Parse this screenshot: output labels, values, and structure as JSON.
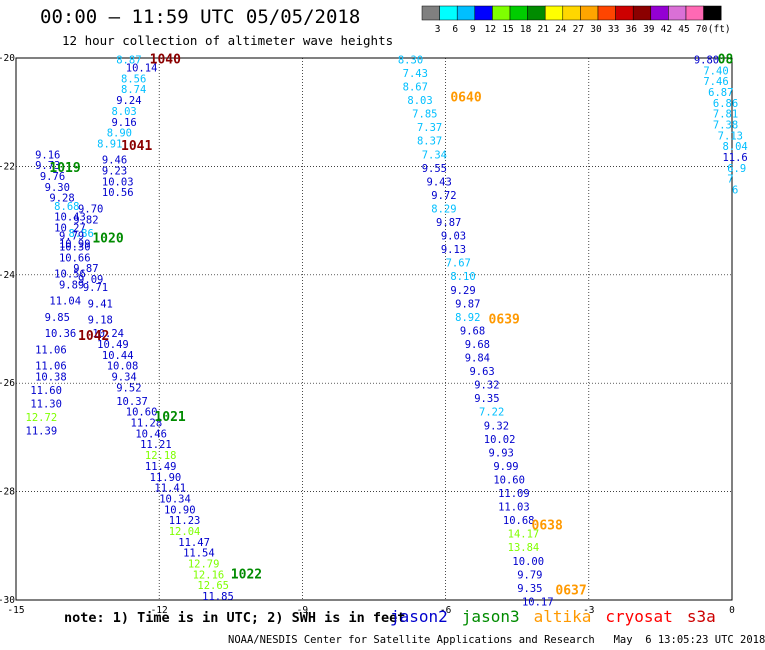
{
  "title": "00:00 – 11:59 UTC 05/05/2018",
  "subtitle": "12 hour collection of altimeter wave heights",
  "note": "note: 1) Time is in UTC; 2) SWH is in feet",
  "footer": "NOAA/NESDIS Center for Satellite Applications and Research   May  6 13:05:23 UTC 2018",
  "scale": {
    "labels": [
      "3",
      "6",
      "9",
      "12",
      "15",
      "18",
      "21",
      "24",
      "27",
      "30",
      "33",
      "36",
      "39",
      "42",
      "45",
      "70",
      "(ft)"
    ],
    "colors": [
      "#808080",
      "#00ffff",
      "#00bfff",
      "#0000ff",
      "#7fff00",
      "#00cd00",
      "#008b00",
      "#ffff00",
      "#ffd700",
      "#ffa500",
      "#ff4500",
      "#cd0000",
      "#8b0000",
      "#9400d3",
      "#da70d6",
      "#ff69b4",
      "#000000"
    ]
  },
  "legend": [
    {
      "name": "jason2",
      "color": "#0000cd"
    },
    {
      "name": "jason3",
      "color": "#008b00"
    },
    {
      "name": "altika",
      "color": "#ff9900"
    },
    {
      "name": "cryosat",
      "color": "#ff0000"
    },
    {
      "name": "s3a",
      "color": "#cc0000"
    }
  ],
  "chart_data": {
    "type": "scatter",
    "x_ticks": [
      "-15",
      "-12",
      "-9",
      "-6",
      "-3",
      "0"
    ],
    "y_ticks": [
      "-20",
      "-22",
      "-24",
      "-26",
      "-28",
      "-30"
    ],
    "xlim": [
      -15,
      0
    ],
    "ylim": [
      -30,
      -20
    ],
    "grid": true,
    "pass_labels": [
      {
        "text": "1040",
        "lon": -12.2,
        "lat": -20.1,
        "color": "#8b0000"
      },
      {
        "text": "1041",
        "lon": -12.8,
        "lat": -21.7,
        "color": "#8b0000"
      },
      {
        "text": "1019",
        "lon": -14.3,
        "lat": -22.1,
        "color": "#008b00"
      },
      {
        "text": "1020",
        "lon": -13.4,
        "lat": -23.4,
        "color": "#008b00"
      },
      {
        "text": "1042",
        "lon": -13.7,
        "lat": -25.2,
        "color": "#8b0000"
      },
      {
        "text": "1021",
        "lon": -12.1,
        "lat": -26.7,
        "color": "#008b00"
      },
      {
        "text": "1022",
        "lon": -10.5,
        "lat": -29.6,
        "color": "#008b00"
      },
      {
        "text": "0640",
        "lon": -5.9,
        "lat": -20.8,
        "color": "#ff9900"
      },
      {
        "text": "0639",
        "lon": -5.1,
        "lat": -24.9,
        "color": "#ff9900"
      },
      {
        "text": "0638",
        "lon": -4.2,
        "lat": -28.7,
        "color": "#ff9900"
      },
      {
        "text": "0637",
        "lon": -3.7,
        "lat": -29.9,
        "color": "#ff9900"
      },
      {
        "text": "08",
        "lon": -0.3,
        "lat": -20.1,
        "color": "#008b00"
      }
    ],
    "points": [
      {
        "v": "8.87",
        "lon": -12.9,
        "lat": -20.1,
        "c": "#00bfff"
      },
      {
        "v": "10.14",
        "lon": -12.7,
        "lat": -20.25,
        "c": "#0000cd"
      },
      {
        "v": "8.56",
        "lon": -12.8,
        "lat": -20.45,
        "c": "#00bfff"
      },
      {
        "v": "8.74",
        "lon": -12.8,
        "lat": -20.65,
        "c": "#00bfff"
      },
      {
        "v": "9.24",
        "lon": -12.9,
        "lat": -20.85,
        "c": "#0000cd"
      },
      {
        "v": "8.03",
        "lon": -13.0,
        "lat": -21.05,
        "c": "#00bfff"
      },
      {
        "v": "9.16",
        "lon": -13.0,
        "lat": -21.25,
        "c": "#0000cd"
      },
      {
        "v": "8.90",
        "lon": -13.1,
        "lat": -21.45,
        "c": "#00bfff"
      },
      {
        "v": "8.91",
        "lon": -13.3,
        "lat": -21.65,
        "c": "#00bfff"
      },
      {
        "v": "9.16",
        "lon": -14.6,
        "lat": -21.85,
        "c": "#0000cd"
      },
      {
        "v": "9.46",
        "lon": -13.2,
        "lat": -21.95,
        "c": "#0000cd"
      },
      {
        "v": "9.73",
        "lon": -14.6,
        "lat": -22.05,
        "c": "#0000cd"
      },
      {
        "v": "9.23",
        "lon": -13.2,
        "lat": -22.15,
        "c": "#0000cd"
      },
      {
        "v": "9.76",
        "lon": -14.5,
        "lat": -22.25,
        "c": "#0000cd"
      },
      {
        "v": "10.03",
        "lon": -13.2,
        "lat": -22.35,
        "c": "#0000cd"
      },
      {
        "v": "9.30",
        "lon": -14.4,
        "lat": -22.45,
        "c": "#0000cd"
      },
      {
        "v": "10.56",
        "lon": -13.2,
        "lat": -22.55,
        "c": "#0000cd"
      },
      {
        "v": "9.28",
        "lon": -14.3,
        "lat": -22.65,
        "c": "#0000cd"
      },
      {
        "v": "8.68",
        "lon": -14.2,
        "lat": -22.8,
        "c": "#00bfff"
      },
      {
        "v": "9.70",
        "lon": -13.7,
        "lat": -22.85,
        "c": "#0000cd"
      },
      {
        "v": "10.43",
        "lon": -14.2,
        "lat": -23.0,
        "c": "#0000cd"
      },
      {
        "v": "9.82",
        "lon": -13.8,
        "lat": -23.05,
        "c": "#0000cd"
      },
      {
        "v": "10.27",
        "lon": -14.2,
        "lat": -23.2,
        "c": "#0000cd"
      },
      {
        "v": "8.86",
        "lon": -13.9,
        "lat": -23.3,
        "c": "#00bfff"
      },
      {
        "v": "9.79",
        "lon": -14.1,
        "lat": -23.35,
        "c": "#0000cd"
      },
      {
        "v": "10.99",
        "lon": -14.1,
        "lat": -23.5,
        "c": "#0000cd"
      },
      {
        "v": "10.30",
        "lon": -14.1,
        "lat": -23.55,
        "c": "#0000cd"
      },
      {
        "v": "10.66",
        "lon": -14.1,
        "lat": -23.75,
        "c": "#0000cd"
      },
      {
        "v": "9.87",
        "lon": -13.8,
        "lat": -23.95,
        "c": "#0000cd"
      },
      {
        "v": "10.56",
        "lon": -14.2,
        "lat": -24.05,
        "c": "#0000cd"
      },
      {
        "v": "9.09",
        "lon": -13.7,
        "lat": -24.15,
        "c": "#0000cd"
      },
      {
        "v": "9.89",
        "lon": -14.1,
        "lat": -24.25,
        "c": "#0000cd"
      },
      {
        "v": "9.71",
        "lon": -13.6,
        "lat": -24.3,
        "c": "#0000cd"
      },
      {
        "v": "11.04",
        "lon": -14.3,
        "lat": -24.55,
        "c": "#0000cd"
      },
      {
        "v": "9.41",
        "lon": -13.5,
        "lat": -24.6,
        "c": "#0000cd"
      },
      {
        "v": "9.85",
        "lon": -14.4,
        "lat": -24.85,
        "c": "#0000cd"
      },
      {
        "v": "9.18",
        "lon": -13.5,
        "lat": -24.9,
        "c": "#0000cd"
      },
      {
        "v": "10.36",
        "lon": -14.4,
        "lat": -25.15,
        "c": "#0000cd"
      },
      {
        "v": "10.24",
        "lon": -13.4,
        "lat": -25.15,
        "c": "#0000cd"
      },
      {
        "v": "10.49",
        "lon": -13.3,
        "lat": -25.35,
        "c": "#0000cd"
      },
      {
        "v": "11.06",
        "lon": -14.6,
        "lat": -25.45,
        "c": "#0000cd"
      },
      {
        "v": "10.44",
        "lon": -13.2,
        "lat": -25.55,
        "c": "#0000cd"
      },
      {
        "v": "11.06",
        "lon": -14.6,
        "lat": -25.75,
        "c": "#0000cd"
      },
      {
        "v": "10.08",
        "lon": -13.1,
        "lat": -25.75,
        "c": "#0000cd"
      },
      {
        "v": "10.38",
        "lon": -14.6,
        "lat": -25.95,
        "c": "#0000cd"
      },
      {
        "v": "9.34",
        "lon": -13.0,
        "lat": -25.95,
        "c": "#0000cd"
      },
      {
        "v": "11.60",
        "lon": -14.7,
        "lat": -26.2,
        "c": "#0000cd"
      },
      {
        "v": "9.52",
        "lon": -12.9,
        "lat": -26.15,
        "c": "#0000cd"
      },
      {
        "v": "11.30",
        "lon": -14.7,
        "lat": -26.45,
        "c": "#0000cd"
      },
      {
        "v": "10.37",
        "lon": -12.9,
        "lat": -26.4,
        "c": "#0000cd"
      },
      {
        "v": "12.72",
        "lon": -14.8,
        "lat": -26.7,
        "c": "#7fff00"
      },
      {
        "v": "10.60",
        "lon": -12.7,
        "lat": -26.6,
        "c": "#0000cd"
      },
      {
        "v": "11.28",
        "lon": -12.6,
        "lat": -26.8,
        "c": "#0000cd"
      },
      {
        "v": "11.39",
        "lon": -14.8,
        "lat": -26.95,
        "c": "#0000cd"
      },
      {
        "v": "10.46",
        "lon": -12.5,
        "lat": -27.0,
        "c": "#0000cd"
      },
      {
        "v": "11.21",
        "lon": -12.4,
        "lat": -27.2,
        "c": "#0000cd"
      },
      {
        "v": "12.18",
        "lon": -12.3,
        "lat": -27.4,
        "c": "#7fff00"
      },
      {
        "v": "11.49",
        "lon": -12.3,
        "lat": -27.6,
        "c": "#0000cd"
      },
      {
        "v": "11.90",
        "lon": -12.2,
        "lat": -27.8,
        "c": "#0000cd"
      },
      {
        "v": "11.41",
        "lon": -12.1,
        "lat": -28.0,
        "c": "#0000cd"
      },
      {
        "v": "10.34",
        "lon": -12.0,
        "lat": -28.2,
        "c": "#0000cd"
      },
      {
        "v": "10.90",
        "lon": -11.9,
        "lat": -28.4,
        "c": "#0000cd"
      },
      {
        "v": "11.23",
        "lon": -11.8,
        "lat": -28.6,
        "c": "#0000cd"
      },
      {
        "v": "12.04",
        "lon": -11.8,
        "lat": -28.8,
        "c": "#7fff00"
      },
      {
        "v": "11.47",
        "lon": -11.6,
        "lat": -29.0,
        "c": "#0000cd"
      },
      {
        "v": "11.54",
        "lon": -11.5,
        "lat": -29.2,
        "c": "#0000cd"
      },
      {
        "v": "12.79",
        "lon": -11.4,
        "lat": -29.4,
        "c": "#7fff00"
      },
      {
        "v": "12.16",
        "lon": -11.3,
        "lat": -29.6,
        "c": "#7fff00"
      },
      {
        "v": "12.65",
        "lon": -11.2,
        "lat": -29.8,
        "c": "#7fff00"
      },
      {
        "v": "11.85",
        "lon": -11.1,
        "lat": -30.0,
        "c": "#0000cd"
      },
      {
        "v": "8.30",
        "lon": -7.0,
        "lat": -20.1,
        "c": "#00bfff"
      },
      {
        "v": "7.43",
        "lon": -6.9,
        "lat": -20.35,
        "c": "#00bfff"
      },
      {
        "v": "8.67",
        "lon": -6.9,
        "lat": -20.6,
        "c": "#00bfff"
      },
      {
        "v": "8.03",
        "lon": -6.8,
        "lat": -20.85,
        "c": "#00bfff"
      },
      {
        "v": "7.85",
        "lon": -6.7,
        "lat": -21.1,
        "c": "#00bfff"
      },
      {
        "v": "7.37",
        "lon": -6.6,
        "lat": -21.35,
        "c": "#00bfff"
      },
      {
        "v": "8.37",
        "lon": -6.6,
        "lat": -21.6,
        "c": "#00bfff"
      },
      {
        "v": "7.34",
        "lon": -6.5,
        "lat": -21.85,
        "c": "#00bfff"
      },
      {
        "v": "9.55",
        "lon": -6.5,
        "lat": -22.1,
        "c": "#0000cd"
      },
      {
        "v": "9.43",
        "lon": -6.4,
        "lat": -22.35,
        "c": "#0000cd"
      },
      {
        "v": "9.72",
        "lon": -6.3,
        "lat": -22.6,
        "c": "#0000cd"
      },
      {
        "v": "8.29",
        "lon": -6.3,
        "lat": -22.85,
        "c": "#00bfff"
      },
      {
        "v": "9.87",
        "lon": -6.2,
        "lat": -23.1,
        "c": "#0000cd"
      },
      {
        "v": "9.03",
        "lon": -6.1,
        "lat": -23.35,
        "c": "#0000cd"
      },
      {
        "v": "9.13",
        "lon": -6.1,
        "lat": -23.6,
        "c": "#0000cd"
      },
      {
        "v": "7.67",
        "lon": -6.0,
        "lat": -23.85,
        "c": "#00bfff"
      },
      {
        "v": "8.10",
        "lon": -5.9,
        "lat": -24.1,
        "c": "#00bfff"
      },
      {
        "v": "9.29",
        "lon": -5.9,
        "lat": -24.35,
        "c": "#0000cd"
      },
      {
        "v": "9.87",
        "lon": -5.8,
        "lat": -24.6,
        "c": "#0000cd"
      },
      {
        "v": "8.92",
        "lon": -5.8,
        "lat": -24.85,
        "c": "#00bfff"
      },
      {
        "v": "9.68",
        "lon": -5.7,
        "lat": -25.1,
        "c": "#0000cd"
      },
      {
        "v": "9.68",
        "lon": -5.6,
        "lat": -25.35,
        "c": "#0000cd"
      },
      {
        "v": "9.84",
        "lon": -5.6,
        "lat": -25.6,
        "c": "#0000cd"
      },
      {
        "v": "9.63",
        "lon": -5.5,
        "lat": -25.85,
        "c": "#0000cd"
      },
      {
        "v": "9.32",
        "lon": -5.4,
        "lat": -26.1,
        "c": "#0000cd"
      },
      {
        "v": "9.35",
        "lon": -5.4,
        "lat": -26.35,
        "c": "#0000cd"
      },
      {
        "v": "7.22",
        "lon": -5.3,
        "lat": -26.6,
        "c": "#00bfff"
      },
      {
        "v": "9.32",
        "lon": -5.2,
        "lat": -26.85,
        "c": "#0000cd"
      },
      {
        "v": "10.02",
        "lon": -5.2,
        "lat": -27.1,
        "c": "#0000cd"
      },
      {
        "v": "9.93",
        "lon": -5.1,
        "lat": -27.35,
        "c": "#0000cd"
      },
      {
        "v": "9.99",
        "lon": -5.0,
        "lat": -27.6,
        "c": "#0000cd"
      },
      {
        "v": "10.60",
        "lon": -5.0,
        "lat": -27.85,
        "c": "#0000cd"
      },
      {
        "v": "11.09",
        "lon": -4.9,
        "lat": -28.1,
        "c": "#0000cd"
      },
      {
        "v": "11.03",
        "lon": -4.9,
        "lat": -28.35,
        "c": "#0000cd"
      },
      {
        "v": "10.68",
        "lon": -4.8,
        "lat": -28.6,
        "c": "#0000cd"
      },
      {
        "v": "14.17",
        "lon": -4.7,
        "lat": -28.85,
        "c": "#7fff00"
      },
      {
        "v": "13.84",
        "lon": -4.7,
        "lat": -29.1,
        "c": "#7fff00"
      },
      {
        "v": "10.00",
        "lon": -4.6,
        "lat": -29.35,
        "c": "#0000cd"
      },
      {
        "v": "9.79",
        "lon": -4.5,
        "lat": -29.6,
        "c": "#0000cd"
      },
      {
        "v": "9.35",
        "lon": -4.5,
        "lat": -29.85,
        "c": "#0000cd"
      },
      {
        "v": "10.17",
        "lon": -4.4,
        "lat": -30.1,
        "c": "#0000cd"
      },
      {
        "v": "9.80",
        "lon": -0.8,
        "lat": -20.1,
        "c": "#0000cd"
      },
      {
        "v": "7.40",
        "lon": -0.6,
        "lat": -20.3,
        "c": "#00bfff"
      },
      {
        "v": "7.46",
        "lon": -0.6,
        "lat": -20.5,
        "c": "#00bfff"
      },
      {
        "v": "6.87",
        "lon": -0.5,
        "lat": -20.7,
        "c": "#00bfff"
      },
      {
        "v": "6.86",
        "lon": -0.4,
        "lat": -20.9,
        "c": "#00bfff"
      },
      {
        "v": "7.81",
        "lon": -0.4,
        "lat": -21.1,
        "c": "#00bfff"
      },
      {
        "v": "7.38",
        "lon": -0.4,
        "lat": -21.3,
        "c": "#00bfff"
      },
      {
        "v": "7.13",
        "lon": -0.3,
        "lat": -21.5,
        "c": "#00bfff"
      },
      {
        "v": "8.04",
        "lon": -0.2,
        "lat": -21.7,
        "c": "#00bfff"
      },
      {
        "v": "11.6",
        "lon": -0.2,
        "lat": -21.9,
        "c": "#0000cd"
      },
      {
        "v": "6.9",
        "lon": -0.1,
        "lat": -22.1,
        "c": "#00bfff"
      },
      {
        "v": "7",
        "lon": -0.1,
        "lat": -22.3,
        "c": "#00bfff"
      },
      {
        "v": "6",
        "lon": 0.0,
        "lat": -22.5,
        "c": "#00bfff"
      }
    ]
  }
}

────────────────

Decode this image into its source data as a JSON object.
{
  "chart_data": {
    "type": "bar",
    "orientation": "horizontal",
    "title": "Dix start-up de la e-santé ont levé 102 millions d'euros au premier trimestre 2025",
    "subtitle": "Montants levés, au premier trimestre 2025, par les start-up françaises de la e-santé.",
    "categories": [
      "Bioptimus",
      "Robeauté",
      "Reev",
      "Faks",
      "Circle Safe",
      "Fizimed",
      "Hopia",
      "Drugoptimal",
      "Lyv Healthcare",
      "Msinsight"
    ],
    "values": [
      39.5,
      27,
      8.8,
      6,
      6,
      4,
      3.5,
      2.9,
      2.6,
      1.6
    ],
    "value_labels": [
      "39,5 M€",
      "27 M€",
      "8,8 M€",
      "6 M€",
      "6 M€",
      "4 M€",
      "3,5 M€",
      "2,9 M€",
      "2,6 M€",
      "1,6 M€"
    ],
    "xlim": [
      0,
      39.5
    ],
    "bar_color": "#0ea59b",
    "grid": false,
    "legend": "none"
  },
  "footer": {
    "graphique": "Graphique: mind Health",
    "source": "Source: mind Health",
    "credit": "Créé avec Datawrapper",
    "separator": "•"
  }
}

────────────────

▶ [Exercise description]: All lines of the data above that include the word "premier" must be shown.

▶ [Task output]:
    "title": "Dix start-up de la e-santé ont levé 102 millions d'euros au premier trimestre 2025",
    "subtitle": "Montants levés, au premier trimestre 2025, par les start-up françaises de la e-santé.",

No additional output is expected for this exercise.